▶ **PROBLEM REQUIREMENTS**:
Compute how many lines in the entries below contain "ylabel", and output nothing but the number.

▶ **Dataset rows about figures**:
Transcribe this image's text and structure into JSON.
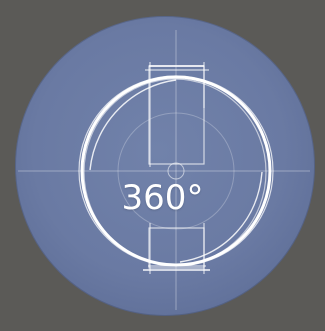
{
  "icon": {
    "label": "360°",
    "name": "360-rotation-icon",
    "colors": {
      "background": "#5b5a57",
      "disc": "#6a7aa3",
      "stroke": "#ffffff"
    }
  }
}
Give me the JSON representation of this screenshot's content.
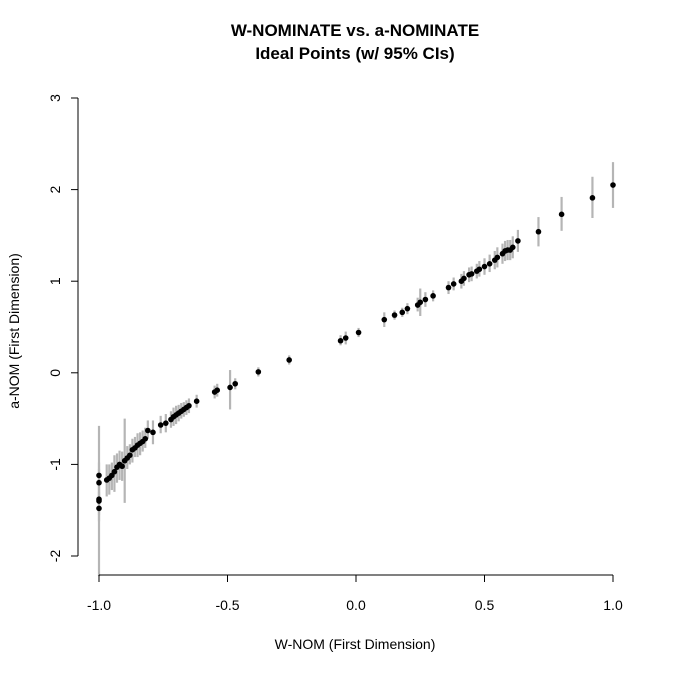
{
  "chart_data": {
    "type": "scatter",
    "title": "W-NOMINATE vs. a-NOMINATE",
    "subtitle": "Ideal Points (w/ 95% CIs)",
    "xlabel": "W-NOM (First Dimension)",
    "ylabel": "a-NOM (First Dimension)",
    "xlim": [
      -1.0,
      1.0
    ],
    "ylim": [
      -2,
      3
    ],
    "xticks": [
      "-1.0",
      "-0.5",
      "0.0",
      "0.5",
      "1.0"
    ],
    "yticks": [
      "-2",
      "-1",
      "0",
      "1",
      "2",
      "3"
    ],
    "grid": false,
    "legend": "none",
    "colors": {
      "point": "#000000",
      "interval": "#b5b5b5"
    },
    "points": [
      {
        "x": -1.0,
        "y": -1.4,
        "lo": -2.22,
        "hi": -0.58
      },
      {
        "x": -1.0,
        "y": -1.48,
        "lo": -1.62,
        "hi": -1.3
      },
      {
        "x": -1.0,
        "y": -1.38,
        "lo": -1.55,
        "hi": -1.25
      },
      {
        "x": -1.0,
        "y": -1.2,
        "lo": -1.35,
        "hi": -1.05
      },
      {
        "x": -1.0,
        "y": -1.12,
        "lo": -1.25,
        "hi": -0.98
      },
      {
        "x": -0.97,
        "y": -1.17,
        "lo": -1.35,
        "hi": -1.0
      },
      {
        "x": -0.96,
        "y": -1.15,
        "lo": -1.33,
        "hi": -1.0
      },
      {
        "x": -0.95,
        "y": -1.12,
        "lo": -1.28,
        "hi": -0.98
      },
      {
        "x": -0.94,
        "y": -1.08,
        "lo": -1.3,
        "hi": -0.9
      },
      {
        "x": -0.93,
        "y": -1.03,
        "lo": -1.2,
        "hi": -0.88
      },
      {
        "x": -0.92,
        "y": -1.0,
        "lo": -1.17,
        "hi": -0.85
      },
      {
        "x": -0.91,
        "y": -1.02,
        "lo": -1.18,
        "hi": -0.86
      },
      {
        "x": -0.9,
        "y": -0.96,
        "lo": -1.42,
        "hi": -0.5
      },
      {
        "x": -0.89,
        "y": -0.93,
        "lo": -1.05,
        "hi": -0.8
      },
      {
        "x": -0.88,
        "y": -0.9,
        "lo": -1.0,
        "hi": -0.78
      },
      {
        "x": -0.87,
        "y": -0.84,
        "lo": -0.98,
        "hi": -0.72
      },
      {
        "x": -0.86,
        "y": -0.82,
        "lo": -0.92,
        "hi": -0.7
      },
      {
        "x": -0.85,
        "y": -0.79,
        "lo": -0.92,
        "hi": -0.66
      },
      {
        "x": -0.84,
        "y": -0.77,
        "lo": -0.9,
        "hi": -0.65
      },
      {
        "x": -0.83,
        "y": -0.75,
        "lo": -0.86,
        "hi": -0.63
      },
      {
        "x": -0.82,
        "y": -0.72,
        "lo": -0.82,
        "hi": -0.6
      },
      {
        "x": -0.81,
        "y": -0.63,
        "lo": -0.72,
        "hi": -0.52
      },
      {
        "x": -0.79,
        "y": -0.65,
        "lo": -0.78,
        "hi": -0.52
      },
      {
        "x": -0.76,
        "y": -0.57,
        "lo": -0.66,
        "hi": -0.47
      },
      {
        "x": -0.74,
        "y": -0.55,
        "lo": -0.65,
        "hi": -0.45
      },
      {
        "x": -0.72,
        "y": -0.51,
        "lo": -0.6,
        "hi": -0.42
      },
      {
        "x": -0.71,
        "y": -0.48,
        "lo": -0.58,
        "hi": -0.38
      },
      {
        "x": -0.7,
        "y": -0.46,
        "lo": -0.56,
        "hi": -0.36
      },
      {
        "x": -0.69,
        "y": -0.44,
        "lo": -0.53,
        "hi": -0.35
      },
      {
        "x": -0.68,
        "y": -0.42,
        "lo": -0.5,
        "hi": -0.33
      },
      {
        "x": -0.67,
        "y": -0.4,
        "lo": -0.48,
        "hi": -0.32
      },
      {
        "x": -0.66,
        "y": -0.38,
        "lo": -0.46,
        "hi": -0.3
      },
      {
        "x": -0.65,
        "y": -0.36,
        "lo": -0.44,
        "hi": -0.28
      },
      {
        "x": -0.62,
        "y": -0.31,
        "lo": -0.38,
        "hi": -0.24
      },
      {
        "x": -0.55,
        "y": -0.21,
        "lo": -0.28,
        "hi": -0.14
      },
      {
        "x": -0.54,
        "y": -0.19,
        "lo": -0.26,
        "hi": -0.12
      },
      {
        "x": -0.49,
        "y": -0.16,
        "lo": -0.4,
        "hi": 0.03
      },
      {
        "x": -0.47,
        "y": -0.12,
        "lo": -0.18,
        "hi": -0.06
      },
      {
        "x": -0.38,
        "y": 0.01,
        "lo": -0.04,
        "hi": 0.06
      },
      {
        "x": -0.26,
        "y": 0.14,
        "lo": 0.09,
        "hi": 0.19
      },
      {
        "x": -0.06,
        "y": 0.35,
        "lo": 0.3,
        "hi": 0.41
      },
      {
        "x": -0.04,
        "y": 0.38,
        "lo": 0.31,
        "hi": 0.45
      },
      {
        "x": 0.01,
        "y": 0.44,
        "lo": 0.39,
        "hi": 0.49
      },
      {
        "x": 0.11,
        "y": 0.58,
        "lo": 0.5,
        "hi": 0.66
      },
      {
        "x": 0.15,
        "y": 0.63,
        "lo": 0.58,
        "hi": 0.68
      },
      {
        "x": 0.18,
        "y": 0.66,
        "lo": 0.61,
        "hi": 0.71
      },
      {
        "x": 0.2,
        "y": 0.7,
        "lo": 0.64,
        "hi": 0.76
      },
      {
        "x": 0.24,
        "y": 0.74,
        "lo": 0.67,
        "hi": 0.82
      },
      {
        "x": 0.25,
        "y": 0.77,
        "lo": 0.62,
        "hi": 0.92
      },
      {
        "x": 0.27,
        "y": 0.8,
        "lo": 0.72,
        "hi": 0.88
      },
      {
        "x": 0.3,
        "y": 0.84,
        "lo": 0.78,
        "hi": 0.9
      },
      {
        "x": 0.36,
        "y": 0.93,
        "lo": 0.86,
        "hi": 1.0
      },
      {
        "x": 0.38,
        "y": 0.97,
        "lo": 0.9,
        "hi": 1.04
      },
      {
        "x": 0.41,
        "y": 1.0,
        "lo": 0.92,
        "hi": 1.08
      },
      {
        "x": 0.42,
        "y": 1.03,
        "lo": 0.95,
        "hi": 1.11
      },
      {
        "x": 0.44,
        "y": 1.07,
        "lo": 0.99,
        "hi": 1.15
      },
      {
        "x": 0.45,
        "y": 1.08,
        "lo": 1.0,
        "hi": 1.16
      },
      {
        "x": 0.47,
        "y": 1.11,
        "lo": 1.03,
        "hi": 1.19
      },
      {
        "x": 0.48,
        "y": 1.13,
        "lo": 1.05,
        "hi": 1.22
      },
      {
        "x": 0.5,
        "y": 1.16,
        "lo": 1.07,
        "hi": 1.25
      },
      {
        "x": 0.52,
        "y": 1.19,
        "lo": 1.1,
        "hi": 1.29
      },
      {
        "x": 0.54,
        "y": 1.23,
        "lo": 1.13,
        "hi": 1.33
      },
      {
        "x": 0.55,
        "y": 1.26,
        "lo": 1.15,
        "hi": 1.37
      },
      {
        "x": 0.57,
        "y": 1.3,
        "lo": 1.19,
        "hi": 1.41
      },
      {
        "x": 0.58,
        "y": 1.33,
        "lo": 1.22,
        "hi": 1.44
      },
      {
        "x": 0.59,
        "y": 1.34,
        "lo": 1.23,
        "hi": 1.45
      },
      {
        "x": 0.6,
        "y": 1.34,
        "lo": 1.23,
        "hi": 1.45
      },
      {
        "x": 0.61,
        "y": 1.37,
        "lo": 1.25,
        "hi": 1.49
      },
      {
        "x": 0.63,
        "y": 1.44,
        "lo": 1.32,
        "hi": 1.56
      },
      {
        "x": 0.71,
        "y": 1.54,
        "lo": 1.38,
        "hi": 1.7
      },
      {
        "x": 0.8,
        "y": 1.73,
        "lo": 1.55,
        "hi": 1.92
      },
      {
        "x": 0.92,
        "y": 1.91,
        "lo": 1.69,
        "hi": 2.14
      },
      {
        "x": 1.0,
        "y": 2.05,
        "lo": 1.8,
        "hi": 2.3
      }
    ]
  }
}
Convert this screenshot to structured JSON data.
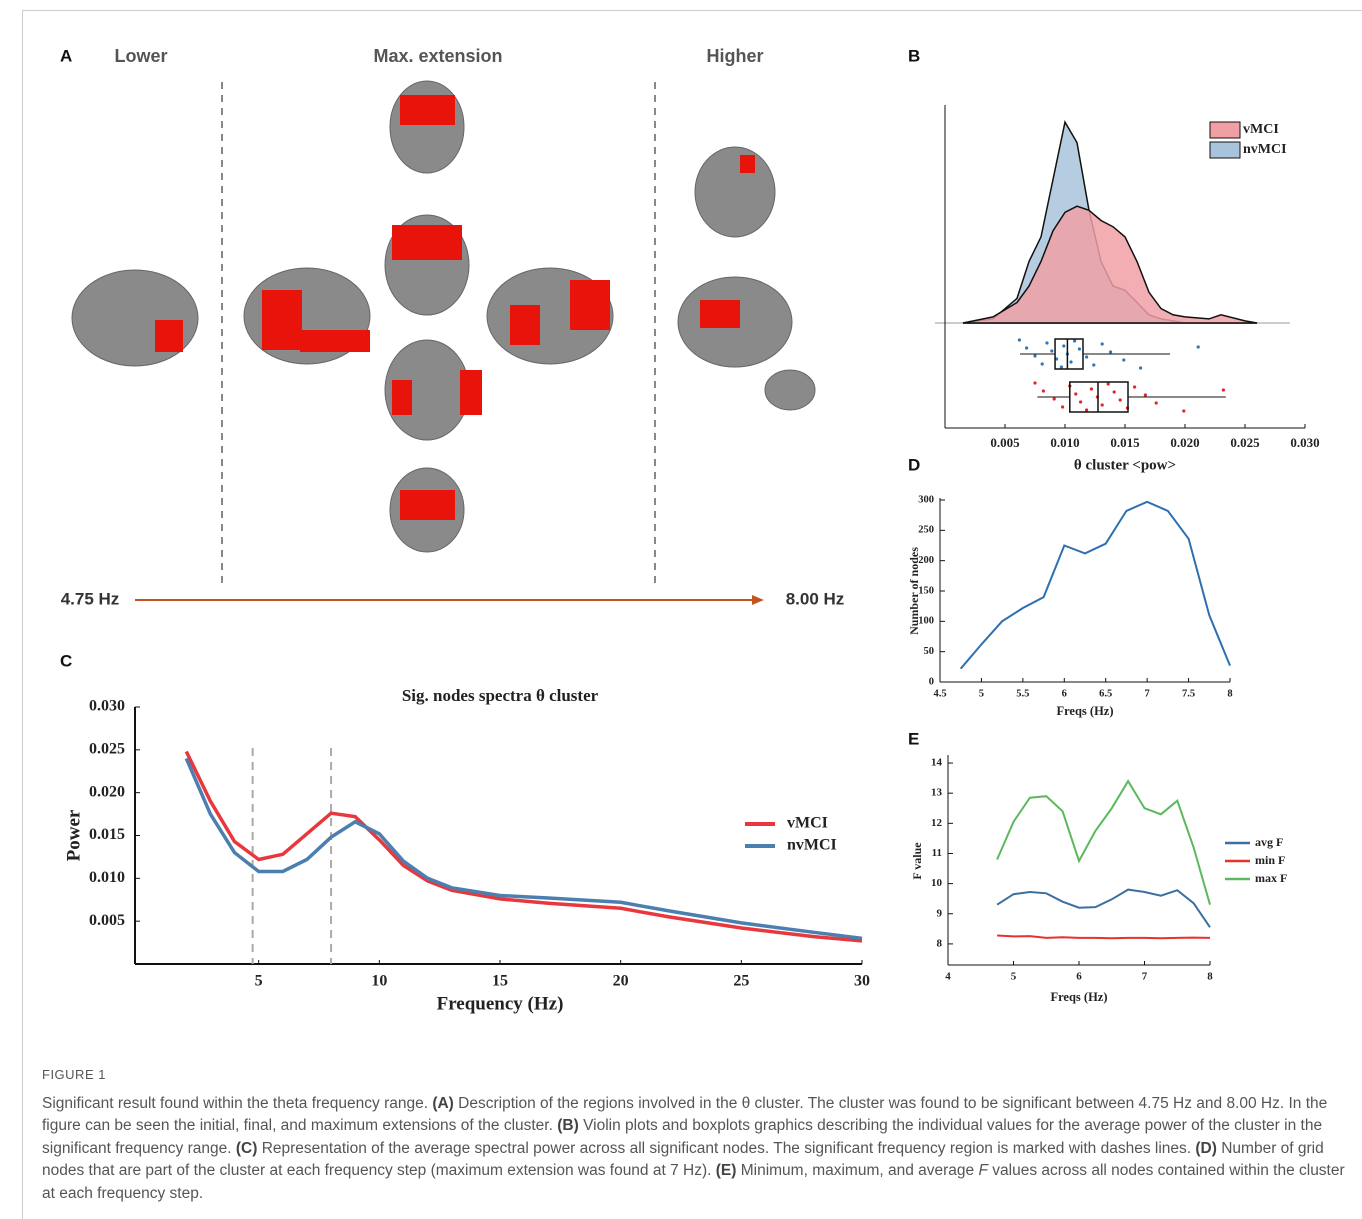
{
  "panel_a": {
    "label": "A",
    "lower": "Lower",
    "max": "Max. extension",
    "higher": "Higher",
    "start": "4.75 Hz",
    "end": "8.00 Hz"
  },
  "chart_data": [
    {
      "type": "violin",
      "panel": "B",
      "xlabel": "θ cluster <pow>",
      "xlim": [
        0,
        0.03
      ],
      "xticks": [
        0.005,
        {
          "value": 0.01,
          "label": "0.010"
        },
        0.015,
        {
          "value": 0.02,
          "label": "0.020"
        },
        0.025,
        {
          "value": 0.03,
          "label": "0.030"
        }
      ],
      "density_x": [
        0.0015,
        0.004,
        0.006,
        0.007,
        0.008,
        0.009,
        0.01,
        0.011,
        0.012,
        0.013,
        0.014,
        0.015,
        0.016,
        0.017,
        0.018,
        0.019,
        0.02,
        0.022,
        0.023,
        0.025,
        0.026
      ],
      "series": [
        {
          "name": "vMCI",
          "color": "#f0a0a4",
          "point_color": "#e0262a",
          "density": [
            0,
            0.03,
            0.1,
            0.18,
            0.3,
            0.45,
            0.54,
            0.57,
            0.55,
            0.5,
            0.47,
            0.42,
            0.3,
            0.15,
            0.07,
            0.04,
            0.03,
            0.02,
            0.04,
            0.01,
            0
          ],
          "box": {
            "min": 0.0077,
            "q1": 0.0104,
            "median": 0.01275,
            "q3": 0.01525,
            "max": 0.0234
          },
          "points": [
            0.0075,
            0.0082,
            0.0091,
            0.0098,
            0.0104,
            0.0109,
            0.0113,
            0.0118,
            0.0122,
            0.0127,
            0.0131,
            0.0136,
            0.0141,
            0.0146,
            0.0152,
            0.0158,
            0.0167,
            0.0176,
            0.0199,
            0.0232
          ]
        },
        {
          "name": "nvMCI",
          "color": "#a9c3dc",
          "point_color": "#2f78b8",
          "density": [
            0,
            0.02,
            0.12,
            0.3,
            0.42,
            0.7,
            0.98,
            0.88,
            0.55,
            0.3,
            0.18,
            0.16,
            0.1,
            0.04,
            0.02,
            0.01,
            0,
            0,
            0,
            0,
            0
          ],
          "box": {
            "min": 0.00625,
            "q1": 0.00917,
            "median": 0.0102,
            "q3": 0.0115,
            "max": 0.01875
          },
          "points": [
            0.0062,
            0.0068,
            0.0075,
            0.0081,
            0.0085,
            0.0089,
            0.0093,
            0.0097,
            0.0099,
            0.0102,
            0.0105,
            0.0108,
            0.0112,
            0.0118,
            0.0124,
            0.0131,
            0.0138,
            0.0149,
            0.0163,
            0.0211
          ]
        }
      ]
    },
    {
      "type": "line",
      "panel": "C",
      "title": "Sig. nodes spectra θ cluster",
      "xlabel": "Frequency (Hz)",
      "ylabel": "Power",
      "xlim": [
        0,
        30
      ],
      "ylim": [
        0,
        0.03
      ],
      "xticks": [
        5,
        10,
        15,
        20,
        25,
        30
      ],
      "yticks": [
        0.005,
        {
          "value": 0.01,
          "label": "0.010"
        },
        0.015,
        {
          "value": 0.02,
          "label": "0.020"
        },
        0.025,
        {
          "value": 0.03,
          "label": "0.030"
        }
      ],
      "markers": [
        4.75,
        8
      ],
      "x": [
        2,
        3,
        4,
        5,
        6,
        7,
        8,
        9,
        10,
        11,
        12,
        13,
        15,
        17,
        20,
        22,
        25,
        28,
        30
      ],
      "series": [
        {
          "name": "vMCI",
          "color": "#e8383d",
          "values": [
            0.0248,
            0.019,
            0.0143,
            0.0122,
            0.0128,
            0.0152,
            0.0176,
            0.0172,
            0.0145,
            0.0115,
            0.0097,
            0.0086,
            0.0076,
            0.0071,
            0.0065,
            0.0055,
            0.0042,
            0.0032,
            0.0027
          ]
        },
        {
          "name": "nvMCI",
          "color": "#4a7fb0",
          "values": [
            0.024,
            0.0175,
            0.013,
            0.0108,
            0.0108,
            0.0122,
            0.0148,
            0.0166,
            0.0152,
            0.012,
            0.01,
            0.0089,
            0.008,
            0.0077,
            0.0072,
            0.0062,
            0.0048,
            0.0037,
            0.003
          ]
        }
      ]
    },
    {
      "type": "line",
      "panel": "D",
      "xlabel": "Freqs (Hz)",
      "ylabel": "Number of nodes",
      "xlim": [
        4.5,
        8
      ],
      "ylim": [
        0,
        300
      ],
      "xticks": [
        4.5,
        5,
        5.5,
        6,
        6.5,
        7,
        7.5,
        8
      ],
      "yticks": [
        0,
        50,
        100,
        150,
        200,
        250,
        300
      ],
      "x": [
        4.75,
        5,
        5.25,
        5.5,
        5.75,
        6,
        6.25,
        6.5,
        6.75,
        7,
        7.25,
        7.5,
        7.75,
        8
      ],
      "series": [
        {
          "color": "#2e6fb0",
          "values": [
            22,
            62,
            100,
            122,
            140,
            225,
            212,
            228,
            282,
            297,
            282,
            236,
            110,
            27
          ]
        }
      ]
    },
    {
      "type": "line",
      "panel": "E",
      "xlabel": "Freqs (Hz)",
      "ylabel": "F value",
      "xlim": [
        4,
        8
      ],
      "ylim": [
        7.3,
        14.2
      ],
      "xticks": [
        4,
        5,
        6,
        7,
        8
      ],
      "yticks": [
        8,
        9,
        10,
        11,
        12,
        13,
        14
      ],
      "x": [
        4.75,
        5,
        5.25,
        5.5,
        5.75,
        6,
        6.25,
        6.5,
        6.75,
        7,
        7.25,
        7.5,
        7.75,
        8
      ],
      "series": [
        {
          "name": "avg F",
          "color": "#3a6fa0",
          "values": [
            9.3,
            9.65,
            9.72,
            9.68,
            9.4,
            9.2,
            9.22,
            9.48,
            9.8,
            9.72,
            9.6,
            9.78,
            9.35,
            8.55
          ]
        },
        {
          "name": "min F",
          "color": "#e8322c",
          "values": [
            8.28,
            8.25,
            8.26,
            8.2,
            8.22,
            8.2,
            8.2,
            8.19,
            8.2,
            8.2,
            8.19,
            8.2,
            8.21,
            8.2
          ]
        },
        {
          "name": "max F",
          "color": "#5cb85c",
          "values": [
            10.8,
            12.05,
            12.85,
            12.9,
            12.4,
            10.75,
            11.75,
            12.5,
            13.4,
            12.5,
            12.3,
            12.75,
            11.2,
            9.3
          ]
        }
      ]
    }
  ],
  "caption": {
    "label": "FIGURE 1",
    "parts": [
      "Significant result found within the theta frequency range. ",
      "(A)",
      " Description of the regions involved in the θ cluster. The cluster was found to be significant between 4.75 Hz and 8.00 Hz. In the figure can be seen the initial, final, and maximum extensions of the cluster. ",
      "(B)",
      " Violin plots and boxplots graphics describing the individual values for the average power of the cluster in the significant frequency range. ",
      "(C)",
      " Representation of the average spectral power across all significant nodes. The significant frequency region is marked with dashes lines. ",
      "(D)",
      " Number of grid nodes that are part of the cluster at each frequency step (maximum extension was found at 7 Hz). ",
      "(E)",
      " Minimum, maximum, and average ",
      "F",
      " values across all nodes contained within the cluster at each frequency step."
    ]
  }
}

▶ **EXERCISE OUTPUT**:
4